Provided material —

--- start ---

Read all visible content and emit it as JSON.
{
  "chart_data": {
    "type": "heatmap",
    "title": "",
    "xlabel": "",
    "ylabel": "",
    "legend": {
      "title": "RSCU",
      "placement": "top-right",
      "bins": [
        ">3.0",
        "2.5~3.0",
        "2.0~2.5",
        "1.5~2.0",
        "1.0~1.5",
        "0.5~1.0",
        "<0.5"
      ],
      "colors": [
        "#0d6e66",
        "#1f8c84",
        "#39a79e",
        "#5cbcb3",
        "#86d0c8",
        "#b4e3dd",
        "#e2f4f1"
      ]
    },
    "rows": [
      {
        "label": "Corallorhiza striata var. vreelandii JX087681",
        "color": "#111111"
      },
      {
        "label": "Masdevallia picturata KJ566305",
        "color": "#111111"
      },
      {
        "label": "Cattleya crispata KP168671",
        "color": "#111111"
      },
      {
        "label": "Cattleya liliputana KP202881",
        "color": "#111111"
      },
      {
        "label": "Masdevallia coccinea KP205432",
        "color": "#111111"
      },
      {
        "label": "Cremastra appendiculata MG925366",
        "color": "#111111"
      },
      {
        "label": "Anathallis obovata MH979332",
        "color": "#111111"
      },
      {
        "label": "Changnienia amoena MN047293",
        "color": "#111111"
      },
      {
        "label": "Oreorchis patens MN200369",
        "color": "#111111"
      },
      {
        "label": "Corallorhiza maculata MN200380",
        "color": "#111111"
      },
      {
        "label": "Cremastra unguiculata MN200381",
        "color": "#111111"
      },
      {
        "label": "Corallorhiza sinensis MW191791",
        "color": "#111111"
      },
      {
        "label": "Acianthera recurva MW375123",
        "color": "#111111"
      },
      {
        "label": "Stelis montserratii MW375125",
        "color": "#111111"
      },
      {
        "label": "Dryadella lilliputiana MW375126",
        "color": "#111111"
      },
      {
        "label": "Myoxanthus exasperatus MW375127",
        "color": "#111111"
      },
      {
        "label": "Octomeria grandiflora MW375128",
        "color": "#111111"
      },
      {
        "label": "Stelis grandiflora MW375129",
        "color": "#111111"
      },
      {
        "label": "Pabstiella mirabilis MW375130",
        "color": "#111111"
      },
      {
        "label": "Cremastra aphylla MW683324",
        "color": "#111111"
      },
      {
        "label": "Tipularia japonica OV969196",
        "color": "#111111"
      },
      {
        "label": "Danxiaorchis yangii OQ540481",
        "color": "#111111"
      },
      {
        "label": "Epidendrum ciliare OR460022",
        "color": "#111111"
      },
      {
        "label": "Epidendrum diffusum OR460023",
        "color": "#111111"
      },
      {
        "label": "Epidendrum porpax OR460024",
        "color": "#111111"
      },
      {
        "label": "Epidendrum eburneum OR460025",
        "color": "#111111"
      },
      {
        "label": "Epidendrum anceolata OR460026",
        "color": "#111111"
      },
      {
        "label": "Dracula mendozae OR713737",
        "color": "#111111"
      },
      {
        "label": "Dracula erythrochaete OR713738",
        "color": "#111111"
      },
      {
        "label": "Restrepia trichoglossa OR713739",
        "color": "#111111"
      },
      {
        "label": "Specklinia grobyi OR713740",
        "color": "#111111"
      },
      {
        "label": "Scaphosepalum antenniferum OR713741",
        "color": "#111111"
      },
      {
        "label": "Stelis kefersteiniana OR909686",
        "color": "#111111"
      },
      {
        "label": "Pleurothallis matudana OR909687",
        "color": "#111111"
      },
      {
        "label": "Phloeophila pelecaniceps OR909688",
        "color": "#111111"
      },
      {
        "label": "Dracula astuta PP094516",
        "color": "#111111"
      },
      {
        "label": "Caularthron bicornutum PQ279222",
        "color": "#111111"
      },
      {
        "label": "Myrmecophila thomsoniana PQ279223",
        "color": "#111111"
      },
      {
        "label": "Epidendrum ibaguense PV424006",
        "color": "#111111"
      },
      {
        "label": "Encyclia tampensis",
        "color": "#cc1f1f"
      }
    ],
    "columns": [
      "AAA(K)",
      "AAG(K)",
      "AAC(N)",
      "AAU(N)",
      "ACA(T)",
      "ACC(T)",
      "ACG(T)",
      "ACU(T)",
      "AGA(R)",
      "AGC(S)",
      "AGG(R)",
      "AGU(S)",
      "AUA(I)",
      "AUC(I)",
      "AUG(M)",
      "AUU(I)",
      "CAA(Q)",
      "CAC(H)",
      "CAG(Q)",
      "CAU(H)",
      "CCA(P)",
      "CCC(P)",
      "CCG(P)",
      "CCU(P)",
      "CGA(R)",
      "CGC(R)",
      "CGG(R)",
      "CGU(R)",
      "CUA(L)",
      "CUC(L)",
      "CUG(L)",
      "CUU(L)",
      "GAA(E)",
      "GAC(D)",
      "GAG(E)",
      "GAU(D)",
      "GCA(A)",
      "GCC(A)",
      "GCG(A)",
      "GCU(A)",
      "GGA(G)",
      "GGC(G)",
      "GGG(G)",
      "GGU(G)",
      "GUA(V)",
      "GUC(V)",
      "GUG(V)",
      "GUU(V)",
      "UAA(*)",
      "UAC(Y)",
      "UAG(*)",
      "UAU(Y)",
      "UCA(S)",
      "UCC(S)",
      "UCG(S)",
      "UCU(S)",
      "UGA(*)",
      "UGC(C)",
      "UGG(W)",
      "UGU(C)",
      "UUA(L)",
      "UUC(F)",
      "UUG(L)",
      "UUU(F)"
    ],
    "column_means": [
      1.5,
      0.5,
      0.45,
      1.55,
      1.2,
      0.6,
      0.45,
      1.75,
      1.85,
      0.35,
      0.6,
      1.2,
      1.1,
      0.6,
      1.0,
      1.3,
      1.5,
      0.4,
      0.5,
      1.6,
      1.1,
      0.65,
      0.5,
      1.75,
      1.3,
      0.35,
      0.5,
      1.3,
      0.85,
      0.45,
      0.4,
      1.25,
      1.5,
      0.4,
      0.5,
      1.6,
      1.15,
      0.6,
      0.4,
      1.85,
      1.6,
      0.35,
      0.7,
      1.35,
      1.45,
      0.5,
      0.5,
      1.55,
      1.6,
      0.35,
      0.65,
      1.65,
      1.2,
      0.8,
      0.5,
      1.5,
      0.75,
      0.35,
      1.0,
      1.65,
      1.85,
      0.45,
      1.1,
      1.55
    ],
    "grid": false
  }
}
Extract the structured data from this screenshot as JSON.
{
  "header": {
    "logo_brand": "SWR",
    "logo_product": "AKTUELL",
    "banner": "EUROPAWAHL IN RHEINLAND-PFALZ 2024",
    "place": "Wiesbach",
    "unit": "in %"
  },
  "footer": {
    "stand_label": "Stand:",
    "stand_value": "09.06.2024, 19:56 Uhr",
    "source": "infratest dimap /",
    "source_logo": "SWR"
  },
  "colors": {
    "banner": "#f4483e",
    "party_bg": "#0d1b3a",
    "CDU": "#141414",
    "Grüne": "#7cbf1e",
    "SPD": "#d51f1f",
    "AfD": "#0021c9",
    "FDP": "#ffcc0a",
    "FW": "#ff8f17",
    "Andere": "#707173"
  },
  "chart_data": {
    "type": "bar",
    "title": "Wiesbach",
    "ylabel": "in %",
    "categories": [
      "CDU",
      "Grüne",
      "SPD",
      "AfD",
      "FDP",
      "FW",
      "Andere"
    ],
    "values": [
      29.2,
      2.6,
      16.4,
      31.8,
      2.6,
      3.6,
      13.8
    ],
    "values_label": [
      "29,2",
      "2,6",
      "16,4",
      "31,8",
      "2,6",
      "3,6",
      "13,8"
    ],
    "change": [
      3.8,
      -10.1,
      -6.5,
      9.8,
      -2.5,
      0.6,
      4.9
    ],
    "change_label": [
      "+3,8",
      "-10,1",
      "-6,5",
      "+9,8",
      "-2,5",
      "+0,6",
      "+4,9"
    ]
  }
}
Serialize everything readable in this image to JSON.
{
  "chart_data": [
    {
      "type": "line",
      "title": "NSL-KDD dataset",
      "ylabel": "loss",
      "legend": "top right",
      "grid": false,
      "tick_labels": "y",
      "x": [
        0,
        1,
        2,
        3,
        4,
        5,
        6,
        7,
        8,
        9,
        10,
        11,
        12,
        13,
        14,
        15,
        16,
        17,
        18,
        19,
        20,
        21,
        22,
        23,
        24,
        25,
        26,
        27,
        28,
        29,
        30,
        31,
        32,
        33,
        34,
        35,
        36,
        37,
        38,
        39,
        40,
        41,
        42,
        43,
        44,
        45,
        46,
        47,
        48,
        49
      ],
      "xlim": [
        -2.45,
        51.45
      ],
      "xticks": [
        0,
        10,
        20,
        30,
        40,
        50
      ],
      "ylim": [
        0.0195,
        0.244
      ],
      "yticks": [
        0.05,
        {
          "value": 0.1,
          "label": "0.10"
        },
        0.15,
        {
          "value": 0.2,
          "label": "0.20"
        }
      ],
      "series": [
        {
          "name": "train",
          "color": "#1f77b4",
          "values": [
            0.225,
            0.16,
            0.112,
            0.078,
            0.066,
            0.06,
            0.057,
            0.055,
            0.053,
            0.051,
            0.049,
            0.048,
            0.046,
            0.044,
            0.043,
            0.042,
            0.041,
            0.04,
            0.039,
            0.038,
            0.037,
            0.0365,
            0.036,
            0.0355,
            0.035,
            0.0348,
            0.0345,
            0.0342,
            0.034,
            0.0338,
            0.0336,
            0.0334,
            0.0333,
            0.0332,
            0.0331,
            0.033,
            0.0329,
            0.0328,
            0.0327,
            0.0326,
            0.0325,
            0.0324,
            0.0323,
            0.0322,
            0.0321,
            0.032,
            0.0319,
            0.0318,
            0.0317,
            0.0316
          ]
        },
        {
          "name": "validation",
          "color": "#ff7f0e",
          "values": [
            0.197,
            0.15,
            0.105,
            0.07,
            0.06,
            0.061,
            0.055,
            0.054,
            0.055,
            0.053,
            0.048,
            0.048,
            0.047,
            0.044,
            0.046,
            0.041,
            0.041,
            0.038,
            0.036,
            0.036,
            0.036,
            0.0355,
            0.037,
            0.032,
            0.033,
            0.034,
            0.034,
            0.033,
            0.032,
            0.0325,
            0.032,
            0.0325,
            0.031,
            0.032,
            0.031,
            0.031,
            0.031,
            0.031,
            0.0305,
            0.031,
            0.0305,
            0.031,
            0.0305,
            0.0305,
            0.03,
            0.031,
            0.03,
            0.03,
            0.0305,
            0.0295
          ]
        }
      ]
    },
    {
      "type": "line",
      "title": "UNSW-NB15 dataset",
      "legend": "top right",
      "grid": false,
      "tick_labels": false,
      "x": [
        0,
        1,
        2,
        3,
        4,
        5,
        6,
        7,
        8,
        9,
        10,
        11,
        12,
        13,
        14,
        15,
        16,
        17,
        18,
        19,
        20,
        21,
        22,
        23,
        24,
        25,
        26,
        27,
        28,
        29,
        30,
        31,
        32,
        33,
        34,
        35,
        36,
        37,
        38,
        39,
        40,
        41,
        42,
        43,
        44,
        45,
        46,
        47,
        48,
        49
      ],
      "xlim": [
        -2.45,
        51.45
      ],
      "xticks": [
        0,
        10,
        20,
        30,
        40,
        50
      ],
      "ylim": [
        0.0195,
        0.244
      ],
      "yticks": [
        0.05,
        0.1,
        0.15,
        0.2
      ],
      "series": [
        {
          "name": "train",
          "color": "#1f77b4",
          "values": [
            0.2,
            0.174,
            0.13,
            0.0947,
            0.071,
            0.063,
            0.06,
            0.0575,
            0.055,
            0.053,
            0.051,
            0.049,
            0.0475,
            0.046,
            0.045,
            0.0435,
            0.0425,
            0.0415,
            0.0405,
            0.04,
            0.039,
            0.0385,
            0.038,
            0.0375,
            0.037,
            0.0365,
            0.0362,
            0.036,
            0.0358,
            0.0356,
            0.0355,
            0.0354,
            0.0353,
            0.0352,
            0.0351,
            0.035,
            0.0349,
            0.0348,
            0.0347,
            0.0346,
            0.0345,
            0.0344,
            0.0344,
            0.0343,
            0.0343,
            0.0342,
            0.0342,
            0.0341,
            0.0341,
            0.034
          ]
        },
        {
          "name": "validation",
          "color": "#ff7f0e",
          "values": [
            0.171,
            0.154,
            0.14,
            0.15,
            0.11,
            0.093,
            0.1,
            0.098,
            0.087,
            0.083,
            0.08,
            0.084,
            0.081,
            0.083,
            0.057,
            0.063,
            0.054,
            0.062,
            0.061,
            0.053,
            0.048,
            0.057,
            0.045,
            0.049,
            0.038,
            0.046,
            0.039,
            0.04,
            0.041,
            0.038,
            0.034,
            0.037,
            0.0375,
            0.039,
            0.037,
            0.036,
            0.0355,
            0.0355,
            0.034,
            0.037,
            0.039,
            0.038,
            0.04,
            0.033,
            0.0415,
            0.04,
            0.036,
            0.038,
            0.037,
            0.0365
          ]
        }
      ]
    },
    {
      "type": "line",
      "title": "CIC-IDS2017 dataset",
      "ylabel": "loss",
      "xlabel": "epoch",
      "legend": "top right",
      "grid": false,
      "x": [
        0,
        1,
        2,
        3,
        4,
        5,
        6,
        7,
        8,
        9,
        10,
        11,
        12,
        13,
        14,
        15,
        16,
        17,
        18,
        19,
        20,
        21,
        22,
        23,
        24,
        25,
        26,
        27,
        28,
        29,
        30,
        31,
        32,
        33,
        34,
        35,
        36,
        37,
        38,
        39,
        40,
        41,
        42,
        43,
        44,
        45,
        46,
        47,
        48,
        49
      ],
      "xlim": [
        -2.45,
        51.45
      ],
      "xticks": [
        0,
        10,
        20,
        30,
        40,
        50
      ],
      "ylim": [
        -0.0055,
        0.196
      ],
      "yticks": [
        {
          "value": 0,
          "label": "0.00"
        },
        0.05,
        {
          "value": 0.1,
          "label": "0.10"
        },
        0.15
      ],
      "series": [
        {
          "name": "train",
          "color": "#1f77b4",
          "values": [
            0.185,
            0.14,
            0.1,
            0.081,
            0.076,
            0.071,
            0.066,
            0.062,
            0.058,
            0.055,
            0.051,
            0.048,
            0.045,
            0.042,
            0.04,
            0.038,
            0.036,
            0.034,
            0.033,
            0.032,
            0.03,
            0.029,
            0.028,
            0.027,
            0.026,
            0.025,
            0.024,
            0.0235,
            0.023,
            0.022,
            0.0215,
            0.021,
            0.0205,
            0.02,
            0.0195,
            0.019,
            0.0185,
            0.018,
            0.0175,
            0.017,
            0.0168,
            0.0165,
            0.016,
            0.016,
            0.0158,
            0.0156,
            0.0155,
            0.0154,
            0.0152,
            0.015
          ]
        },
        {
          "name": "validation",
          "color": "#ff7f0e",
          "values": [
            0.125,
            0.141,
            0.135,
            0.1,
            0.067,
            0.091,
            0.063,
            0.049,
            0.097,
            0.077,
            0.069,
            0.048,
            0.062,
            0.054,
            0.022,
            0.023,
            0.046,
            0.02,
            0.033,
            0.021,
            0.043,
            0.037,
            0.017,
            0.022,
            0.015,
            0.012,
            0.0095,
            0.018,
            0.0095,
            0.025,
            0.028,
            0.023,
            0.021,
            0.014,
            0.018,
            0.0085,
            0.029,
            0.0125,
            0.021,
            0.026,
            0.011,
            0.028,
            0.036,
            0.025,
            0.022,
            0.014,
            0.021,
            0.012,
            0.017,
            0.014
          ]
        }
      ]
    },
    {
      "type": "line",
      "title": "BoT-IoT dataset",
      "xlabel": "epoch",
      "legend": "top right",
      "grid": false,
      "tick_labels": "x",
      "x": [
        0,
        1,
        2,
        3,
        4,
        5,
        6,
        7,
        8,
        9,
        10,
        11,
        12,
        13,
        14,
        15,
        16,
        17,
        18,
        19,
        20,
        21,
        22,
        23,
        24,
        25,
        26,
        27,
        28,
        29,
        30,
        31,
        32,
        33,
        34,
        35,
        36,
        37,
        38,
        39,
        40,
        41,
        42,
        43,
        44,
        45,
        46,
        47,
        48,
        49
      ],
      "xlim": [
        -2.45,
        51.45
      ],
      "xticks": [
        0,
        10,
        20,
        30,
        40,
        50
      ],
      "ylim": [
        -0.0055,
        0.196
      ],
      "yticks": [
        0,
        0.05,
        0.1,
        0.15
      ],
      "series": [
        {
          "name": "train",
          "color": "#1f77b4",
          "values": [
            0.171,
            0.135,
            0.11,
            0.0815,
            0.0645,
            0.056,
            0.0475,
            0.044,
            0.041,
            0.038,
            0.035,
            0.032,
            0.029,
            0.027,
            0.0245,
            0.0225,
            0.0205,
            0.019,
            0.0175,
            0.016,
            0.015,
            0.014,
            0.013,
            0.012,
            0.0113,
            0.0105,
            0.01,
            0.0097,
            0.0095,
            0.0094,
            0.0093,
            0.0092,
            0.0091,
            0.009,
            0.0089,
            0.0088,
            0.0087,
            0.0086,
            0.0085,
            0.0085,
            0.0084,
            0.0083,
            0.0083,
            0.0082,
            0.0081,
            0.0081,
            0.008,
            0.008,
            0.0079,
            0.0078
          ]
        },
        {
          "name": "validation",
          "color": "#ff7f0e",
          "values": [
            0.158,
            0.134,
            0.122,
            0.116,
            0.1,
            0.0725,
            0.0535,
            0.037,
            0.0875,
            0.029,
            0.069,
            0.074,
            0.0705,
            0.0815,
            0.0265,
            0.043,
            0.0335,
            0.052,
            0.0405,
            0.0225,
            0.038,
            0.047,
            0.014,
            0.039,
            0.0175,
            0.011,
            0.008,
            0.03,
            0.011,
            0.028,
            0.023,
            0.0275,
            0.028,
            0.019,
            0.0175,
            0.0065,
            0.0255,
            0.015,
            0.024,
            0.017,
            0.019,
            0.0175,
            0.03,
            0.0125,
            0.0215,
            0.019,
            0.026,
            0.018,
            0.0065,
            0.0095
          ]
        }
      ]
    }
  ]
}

--- end ---

What is being asked —
Scan the entries above for the word "title" and collect each line holding it.

Written answer —
    "title": "",
      "title": "RSCU",
    "title": "Wiesbach",
      "title": "NSL-KDD dataset",
      "title": "UNSW-NB15 dataset",
      "title": "CIC-IDS2017 dataset",
      "title": "BoT-IoT dataset",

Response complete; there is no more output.